-- PROBLEM TO SOLVE --
Reproduce the data that follows in its entirety, character for character.

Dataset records
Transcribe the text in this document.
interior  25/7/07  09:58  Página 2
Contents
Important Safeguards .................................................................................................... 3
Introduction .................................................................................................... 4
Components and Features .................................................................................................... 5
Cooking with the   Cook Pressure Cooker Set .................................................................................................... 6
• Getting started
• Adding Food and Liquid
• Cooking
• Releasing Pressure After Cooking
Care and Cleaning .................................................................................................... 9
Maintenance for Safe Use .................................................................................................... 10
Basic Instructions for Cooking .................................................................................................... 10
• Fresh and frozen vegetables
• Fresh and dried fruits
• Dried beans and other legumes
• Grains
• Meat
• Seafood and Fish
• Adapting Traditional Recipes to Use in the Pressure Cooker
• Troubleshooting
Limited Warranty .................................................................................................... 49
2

-- TASK RESPONSE --
Transcribe the text in this document.
interior  25/7/07  09:58  Página 2
Contents
Important Safeguards .................................................................................................... 3
Introduction .................................................................................................... 4
Components and Features .................................................................................................... 5
Cooking with the   Cook Pressure Cooker Set .................................................................................................... 6
• Getting started
• Adding Food and Liquid
• Cooking
• Releasing Pressure After Cooking
Care and Cleaning .................................................................................................... 9
Maintenance for Safe Use .................................................................................................... 10
Basic Instructions for Cooking .................................................................................................... 10
• Fresh and frozen vegetables
• Fresh and dried fruits
• Dried beans and other legumes
• Grains
• Meat
• Seafood and Fish
• Adapting Traditional Recipes to Use in the Pressure Cooker
• Troubleshooting
Limited Warranty .................................................................................................... 49
2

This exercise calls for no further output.